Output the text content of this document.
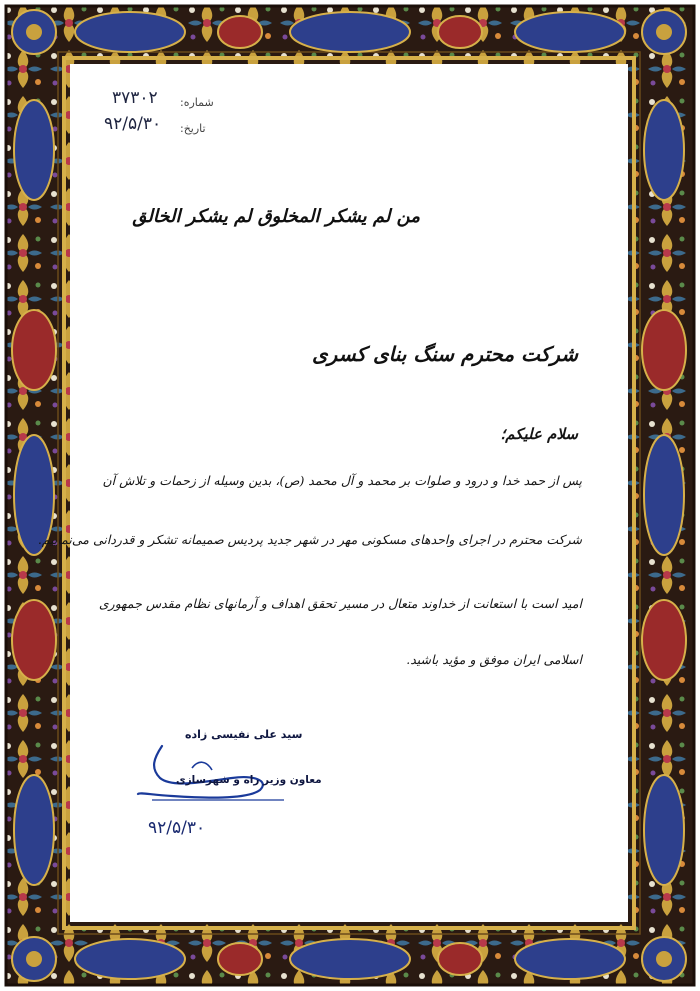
شماره:
۳۷۳۰۲
تاریخ:
۹۲/۵/۳۰
من لم یشکر المخلوق لم یشکر الخالق
شرکت محترم سنگ بنای کسری
سلام علیکم؛
پس از حمد خدا و درود و صلوات بر محمد و آل محمد (ص)، بدین وسیله از زحمات و تلاش آن
شرکت محترم در اجرای واحدهای مسکونی مهر در شهر جدید پردیس صمیمانه تشکر و قدردانی می‌نماییم.
امید است با استعانت از خداوند متعال در مسیر تحقق اهداف و آرمانهای نظام مقدس جمهوری
اسلامی ایران موفق و مؤید باشید.
سید علی نفیسی زاده
معاون وزیر راه و شهرسازی
۹۲/۵/۳۰
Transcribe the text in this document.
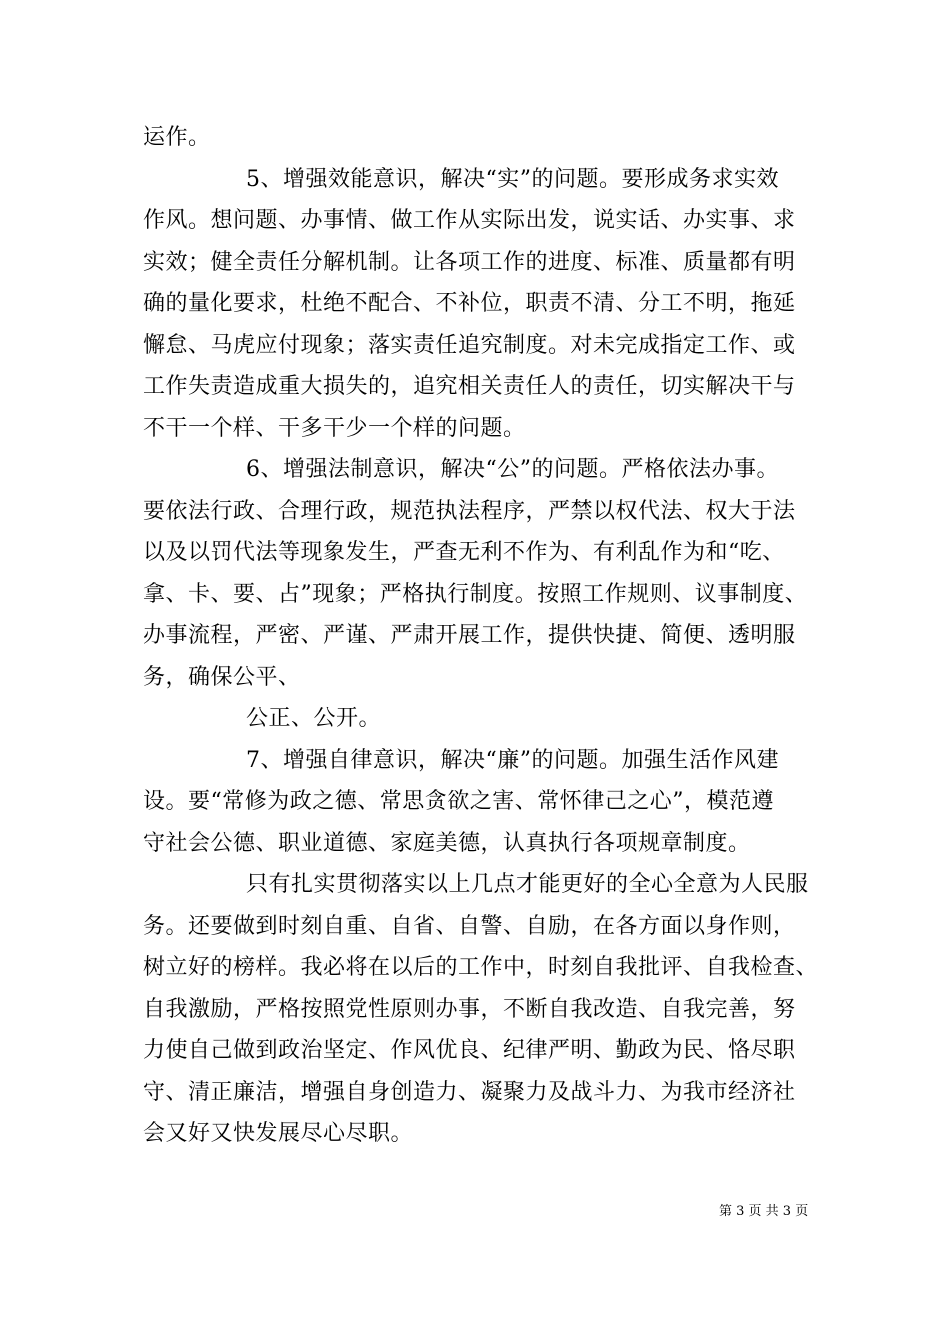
运作。
5、增强效能意识，解决“实”的问题。要形成务求实效
作风。想问题、办事情、做工作从实际出发，说实话、办实事、求
实效；健全责任分解机制。让各项工作的进度、标准、质量都有明
确的量化要求，杜绝不配合、不补位，职责不清、分工不明，拖延
懈怠、马虎应付现象；落实责任追究制度。对未完成指定工作、或
工作失责造成重大损失的，追究相关责任人的责任，切实解决干与
不干一个样、干多干少一个样的问题。
6、增强法制意识，解决“公”的问题。严格依法办事。
要依法行政、合理行政，规范执法程序，严禁以权代法、权大于法
以及以罚代法等现象发生，严查无利不作为、有利乱作为和“吃、
拿、卡、要、占”现象；严格执行制度。按照工作规则、议事制度、
办事流程，严密、严谨、严肃开展工作，提供快捷、简便、透明服
务，确保公平、
公正、公开。
7、增强自律意识，解决“廉”的问题。加强生活作风建
设。要“常修为政之德、常思贪欲之害、常怀律己之心”，模范遵
守社会公德、职业道德、家庭美德，认真执行各项规章制度。
只有扎实贯彻落实以上几点才能更好的全心全意为人民服
务。还要做到时刻自重、自省、自警、自励，在各方面以身作则，
树立好的榜样。我必将在以后的工作中，时刻自我批评、自我检查、
自我激励，严格按照党性原则办事，不断自我改造、自我完善，努
力使自己做到政治坚定、作风优良、纪律严明、勤政为民、恪尽职
守、清正廉洁，增强自身创造力、凝聚力及战斗力、为我市经济社
会又好又快发展尽心尽职。
第 3 页 共 3 页
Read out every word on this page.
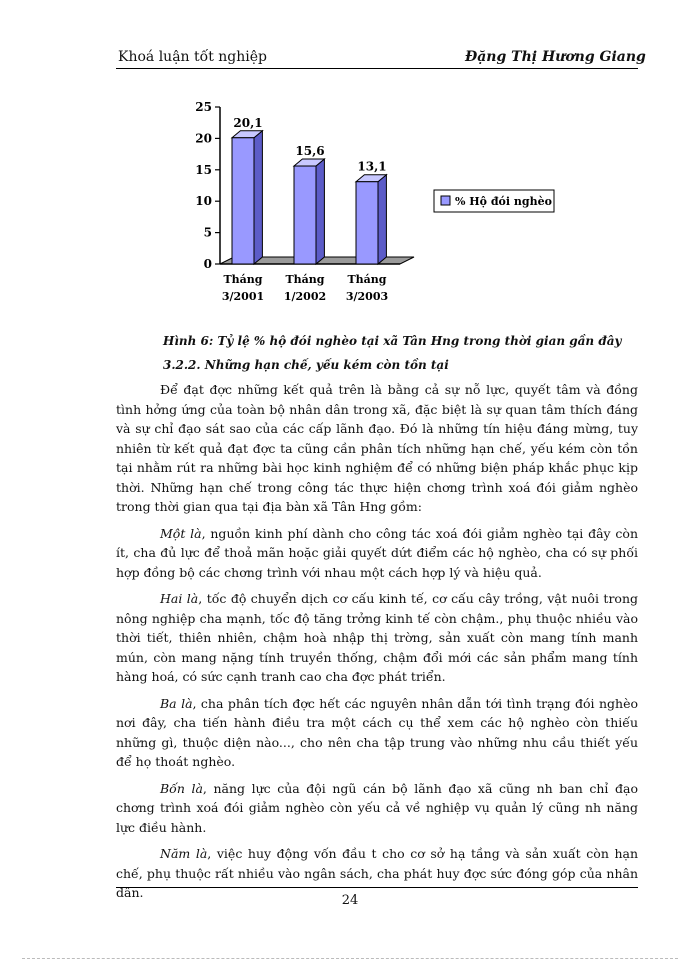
Khoá luận tốt nghiệp	Đặng Thị Hương Giang
0
5
10
15
20
25
20,1
Tháng
3/2001
15,6
Tháng
1/2002
13,1
Tháng
3/2003
% Hộ đói nghèo
Hình 6: Tỷ lệ % hộ đói nghèo tại xã Tân Hng trong thời gian gần đây
3.2.2. Những hạn chế, yếu kém còn tồn tại

Để đạt đợc những kết quả trên là bằng cả sự nỗ lực, quyết tâm và đồng tình hởng ứng của toàn bộ nhân dân trong xã, đặc biệt là sự quan tâm thích đáng và sự chỉ đạo sát sao của các cấp lãnh đạo. Đó là những tín hiệu đáng mừng, tuy nhiên từ kết quả đạt đợc ta cũng cần phân tích những hạn chế, yếu kém còn tồn tại nhằm rút ra những bài học kinh nghiệm để có những biện pháp khắc phục kịp thời. Những hạn chế trong công tác thực hiện chơng trình xoá đói giảm nghèo trong thời gian qua tại địa bàn xã Tân Hng gồm:

Một là, nguồn kinh phí dành cho công tác xoá đói giảm nghèo tại đây còn ít, cha đủ lực để thoả mãn hoặc giải quyết dứt điểm các hộ nghèo, cha có sự phối hợp đồng bộ các chơng trình với nhau một cách hợp lý và hiệu quả.

Hai là, tốc độ chuyển dịch cơ cấu kinh tế, cơ cấu cây trồng, vật nuôi trong nông nghiệp cha mạnh, tốc độ tăng trởng kinh tế còn chậm., phụ thuộc nhiều vào thời tiết, thiên nhiên, chậm hoà nhập thị trờng, sản xuất còn mang tính manh mún, còn mang nặng tính truyền thống, chậm đổi mới các sản phẩm mang tính hàng hoá, có sức cạnh tranh cao cha đợc phát triển.

Ba là, cha phân tích đợc hết các nguyên nhân dẫn tới tình trạng đói nghèo nơi đây, cha tiến hành điều tra một cách cụ thể xem các hộ nghèo còn thiếu những gì, thuộc diện nào..., cho nên cha tập trung vào những nhu cầu thiết yếu để họ thoát nghèo.

Bốn là, năng lực của đội ngũ cán bộ lãnh đạo xã cũng nh ban chỉ đạo chơng trình xoá đói giảm nghèo còn yếu cả về nghiệp vụ quản lý cũng nh năng lực điều hành.

Năm là, việc huy động vốn đầu t cho cơ sở hạ tầng và sản xuất còn hạn chế, phụ thuộc rất nhiều vào ngân sách, cha phát huy đợc sức đóng góp của nhân dân.

24
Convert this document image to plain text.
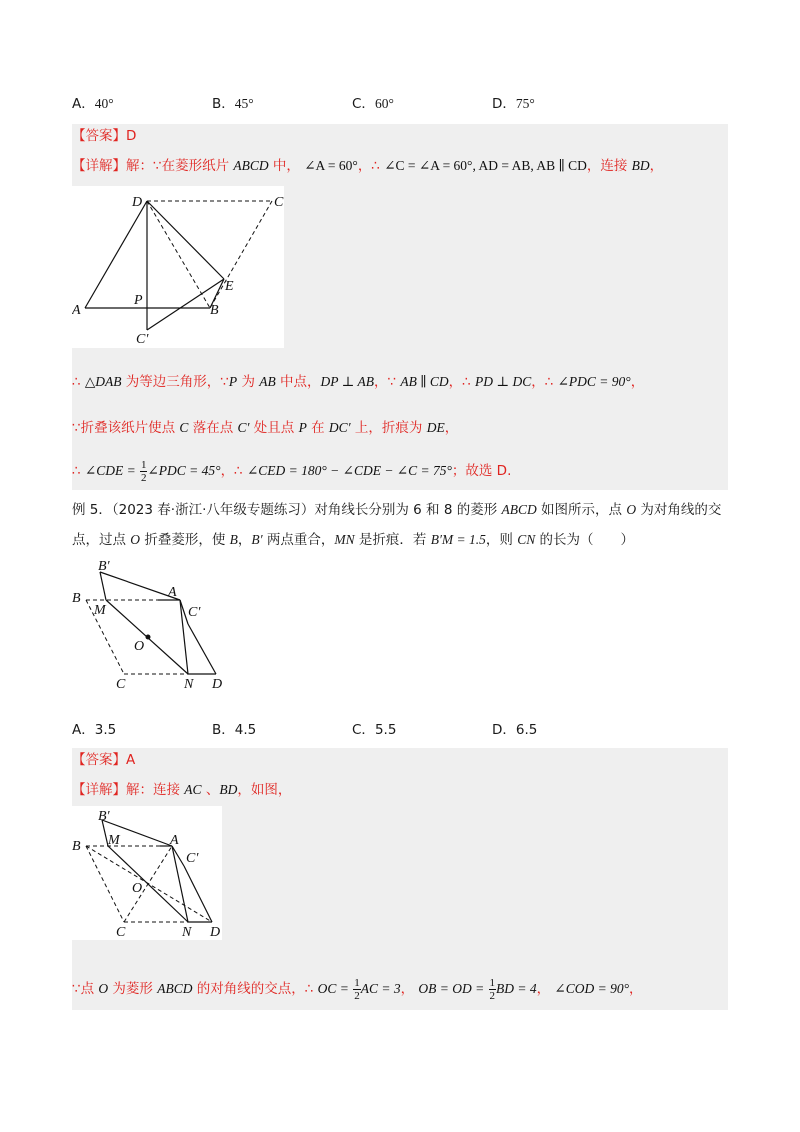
A．40°	B．45°	C．60°	D．75°
【答案】D
【详解】解：∵在菱形纸片 ABCD 中， ∠A = 60°，∴ ∠C = ∠A = 60°, AD = AB, AB ∥ CD，连接 BD，
D	C
E
P
A	B
C′
∴ △DAB 为等边三角形，∵P 为 AB 中点，DP ⊥ AB，∵ AB ∥ CD，∴ PD ⊥ DC，∴ ∠PDC = 90°，
∵折叠该纸片使点 C 落在点 C′ 处且点 P 在 DC′ 上，折痕为 DE，
∴ ∠CDE = $\frac{1}{2}$ ∠PDC = 45°，∴ ∠CED = 180° − ∠CDE − ∠C = 75°；故选 D.
例 5．（2023 春·浙江·八年级专题练习）对角线长分别为 6 和 8 的菱形 ABCD 如图所示，点 O 为对角线的交
点，过点 O 折叠菱形，使 B，B′ 两点重合，MN 是折痕．若 B′M = 1.5，则 CN 的长为（　　）
B′
B
M
A
C′
O
C	N D
A．3.5	B．4.5	C．5.5	D．6.5
【答案】A
【详解】解：连接 AC 、BD，如图，
B′
M	A
B
C′
O
C	N D
∵点 O 为菱形 ABCD 的对角线的交点，∴ OC = $\frac{1}{2}$ AC = 3， OB = OD = $\frac{1}{2}$ BD = 4， ∠COD = 90°，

____________________

Track down every line holding the string "hiệu" and copy it.

Để đạt đợc những kết quả trên là bằng cả sự nỗ lực, quyết tâm và đồng tình hởng ứng của toàn bộ nhân dân trong xã, đặc biệt là sự quan tâm thích đáng và sự chỉ đạo sát sao của các cấp lãnh đạo. Đó là những tín hiệu đáng mừng, tuy nhiên từ kết quả đạt đợc ta cũng cần phân tích những hạn chế, yếu kém còn tồn tại nhằm rút ra những bài học kinh nghiệm để có những biện pháp khắc phục kịp thời. Những hạn chế trong công tác thực hiện chơng trình xoá đói giảm nghèo trong thời gian qua tại địa bàn xã Tân Hng gồm:
Một là, nguồn kinh phí dành cho công tác xoá đói giảm nghèo tại đây còn ít, cha đủ lực để thoả mãn hoặc giải quyết dứt điểm các hộ nghèo, cha có sự phối hợp đồng bộ các chơng trình với nhau một cách hợp lý và hiệu quả.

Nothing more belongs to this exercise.